# [Problem to solve]
Below are the records; locate each line with the word "manual" and copy it.
>> BEGIN
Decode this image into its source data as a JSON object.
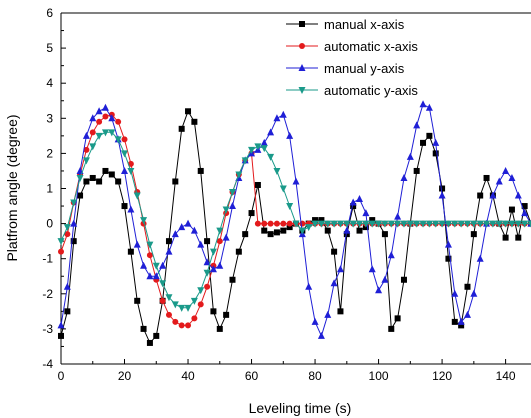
{
  "chart_data": {
    "type": "line",
    "title": "",
    "xlabel": "Leveling time (s)",
    "ylabel": "Platfrom angle (degree)",
    "xlim": [
      0,
      148
    ],
    "ylim": [
      -4,
      6
    ],
    "xticks": [
      0,
      20,
      40,
      60,
      80,
      100,
      120,
      140
    ],
    "yticks": [
      -4,
      -3,
      -2,
      -1,
      0,
      1,
      2,
      3,
      4,
      5,
      6
    ],
    "grid": false,
    "legend_position": "top-right",
    "series": [
      {
        "name": "manual x-axis",
        "color": "#000000",
        "marker": "square",
        "x": [
          0,
          2,
          4,
          6,
          8,
          10,
          12,
          14,
          16,
          18,
          20,
          22,
          24,
          26,
          28,
          30,
          32,
          34,
          36,
          38,
          40,
          42,
          44,
          46,
          48,
          50,
          52,
          54,
          56,
          58,
          60,
          62,
          64,
          66,
          68,
          70,
          72,
          74,
          76,
          78,
          80,
          82,
          84,
          86,
          88,
          90,
          92,
          94,
          96,
          98,
          100,
          102,
          104,
          106,
          108,
          110,
          112,
          114,
          116,
          118,
          120,
          122,
          124,
          126,
          128,
          130,
          132,
          134,
          136,
          138,
          140,
          142,
          144,
          146,
          148
        ],
        "y": [
          -3.2,
          -2.5,
          -0.5,
          0.8,
          1.2,
          1.3,
          1.2,
          1.5,
          1.4,
          1.2,
          0.5,
          -0.8,
          -2.2,
          -3.0,
          -3.4,
          -3.2,
          -2.2,
          -0.5,
          1.2,
          2.7,
          3.2,
          2.9,
          1.5,
          -0.5,
          -2.5,
          -3.0,
          -2.6,
          -1.6,
          -0.8,
          -0.3,
          0.3,
          1.1,
          -0.2,
          -0.3,
          -0.25,
          -0.2,
          -0.1,
          0.0,
          -0.2,
          0.0,
          0.1,
          0.1,
          -0.2,
          -0.8,
          -2.5,
          -0.3,
          0.5,
          -0.2,
          -0.1,
          0.1,
          0.0,
          -0.3,
          -3.0,
          -2.7,
          -1.6,
          0.0,
          1.5,
          2.3,
          2.5,
          2.0,
          1.0,
          -1.0,
          -2.8,
          -2.9,
          -1.8,
          -0.3,
          0.8,
          1.3,
          0.8,
          0.0,
          -0.4,
          0.4,
          -0.4,
          0.5,
          0.0
        ]
      },
      {
        "name": "automatic x-axis",
        "color": "#e31a1c",
        "marker": "circle",
        "x": [
          0,
          2,
          4,
          6,
          8,
          10,
          12,
          14,
          16,
          18,
          20,
          22,
          24,
          26,
          28,
          30,
          32,
          34,
          36,
          38,
          40,
          42,
          44,
          46,
          48,
          50,
          52,
          54,
          56,
          58,
          60,
          62,
          64,
          66,
          68,
          70,
          72,
          74,
          76,
          78,
          80,
          82,
          84,
          86,
          88,
          90,
          92,
          94,
          96,
          98,
          100,
          102,
          104,
          106,
          108,
          110,
          112,
          114,
          116,
          118,
          120,
          122,
          124,
          126,
          128,
          130,
          132,
          134,
          136,
          138,
          140,
          142,
          144,
          146,
          148
        ],
        "y": [
          -0.8,
          -0.3,
          0.6,
          1.4,
          2.1,
          2.6,
          2.9,
          3.05,
          3.1,
          2.9,
          2.4,
          1.7,
          0.9,
          0.0,
          -0.9,
          -1.6,
          -2.2,
          -2.6,
          -2.8,
          -2.9,
          -2.9,
          -2.7,
          -2.3,
          -1.8,
          -1.2,
          -0.5,
          0.3,
          0.9,
          1.4,
          1.8,
          2.0,
          0.0,
          0.0,
          0.0,
          0.0,
          0.0,
          0.0,
          0.0,
          0.0,
          0.0,
          0.0,
          0.0,
          0.0,
          0.0,
          0.0,
          0.0,
          0.0,
          0.0,
          0.0,
          0.0,
          0.0,
          0.0,
          0.0,
          0.0,
          0.0,
          0.0,
          0.0,
          0.0,
          0.0,
          0.0,
          0.0,
          0.0,
          0.0,
          0.0,
          0.0,
          0.0,
          0.0,
          0.0,
          0.0,
          0.0,
          0.0,
          0.0,
          0.0,
          0.0,
          0.0
        ]
      },
      {
        "name": "manual y-axis",
        "color": "#1f1fd6",
        "marker": "triangle-up",
        "x": [
          0,
          2,
          4,
          6,
          8,
          10,
          12,
          14,
          16,
          18,
          20,
          22,
          24,
          26,
          28,
          30,
          32,
          34,
          36,
          38,
          40,
          42,
          44,
          46,
          48,
          50,
          52,
          54,
          56,
          58,
          60,
          62,
          64,
          66,
          68,
          70,
          72,
          74,
          76,
          78,
          80,
          82,
          84,
          86,
          88,
          90,
          92,
          94,
          96,
          98,
          100,
          102,
          104,
          106,
          108,
          110,
          112,
          114,
          116,
          118,
          120,
          122,
          124,
          126,
          128,
          130,
          132,
          134,
          136,
          138,
          140,
          142,
          144,
          146,
          148
        ],
        "y": [
          -2.9,
          -1.8,
          0.0,
          1.5,
          2.5,
          3.0,
          3.2,
          3.3,
          3.0,
          2.4,
          1.5,
          0.4,
          -0.6,
          -1.2,
          -1.5,
          -1.5,
          -1.2,
          -0.8,
          -0.3,
          -0.1,
          0.0,
          -0.2,
          -0.6,
          -1.1,
          -1.3,
          -1.2,
          -0.4,
          0.5,
          1.3,
          1.8,
          2.0,
          2.1,
          2.3,
          2.6,
          3.0,
          3.1,
          2.5,
          1.2,
          -0.3,
          -1.8,
          -2.8,
          -3.2,
          -2.6,
          -1.7,
          -1.3,
          -0.2,
          0.6,
          0.7,
          0.3,
          -1.3,
          -1.9,
          -1.6,
          -0.9,
          0.2,
          1.3,
          1.9,
          2.8,
          3.4,
          3.3,
          2.3,
          0.8,
          -0.6,
          -2.0,
          -2.8,
          -2.6,
          -2.0,
          -1.0,
          0.0,
          0.8,
          1.2,
          1.5,
          1.3,
          0.8,
          0.3,
          0.0
        ]
      },
      {
        "name": "automatic y-axis",
        "color": "#1a9a8a",
        "marker": "triangle-down",
        "x": [
          0,
          2,
          4,
          6,
          8,
          10,
          12,
          14,
          16,
          18,
          20,
          22,
          24,
          26,
          28,
          30,
          32,
          34,
          36,
          38,
          40,
          42,
          44,
          46,
          48,
          50,
          52,
          54,
          56,
          58,
          60,
          62,
          64,
          66,
          68,
          70,
          72,
          74,
          76,
          78,
          80,
          82,
          84,
          86,
          88,
          90,
          92,
          94,
          96,
          98,
          100,
          102,
          104,
          106,
          108,
          110,
          112,
          114,
          116,
          118,
          120,
          122,
          124,
          126,
          128,
          130,
          132,
          134,
          136,
          138,
          140,
          142,
          144,
          146,
          148
        ],
        "y": [
          -0.5,
          -0.1,
          0.6,
          1.3,
          1.8,
          2.2,
          2.5,
          2.6,
          2.6,
          2.4,
          2.0,
          1.5,
          0.8,
          0.1,
          -0.6,
          -1.2,
          -1.7,
          -2.1,
          -2.3,
          -2.4,
          -2.4,
          -2.2,
          -1.9,
          -1.4,
          -0.8,
          -0.2,
          0.4,
          0.9,
          1.4,
          1.8,
          2.1,
          2.2,
          2.15,
          1.9,
          1.5,
          1.0,
          0.5,
          0.0,
          -0.2,
          -0.1,
          0.0,
          0.0,
          0.0,
          0.0,
          0.0,
          0.0,
          0.0,
          0.0,
          0.0,
          0.0,
          0.0,
          0.0,
          0.0,
          0.0,
          0.0,
          0.0,
          0.0,
          0.0,
          0.0,
          0.0,
          0.0,
          0.0,
          0.0,
          0.0,
          0.0,
          0.0,
          0.0,
          0.0,
          0.0,
          0.0,
          0.0,
          0.0,
          0.0,
          0.0,
          0.0
        ]
      }
    ]
  }
}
>> END
# [Response below]
        "name": "manual x-axis",
        "name": "manual y-axis",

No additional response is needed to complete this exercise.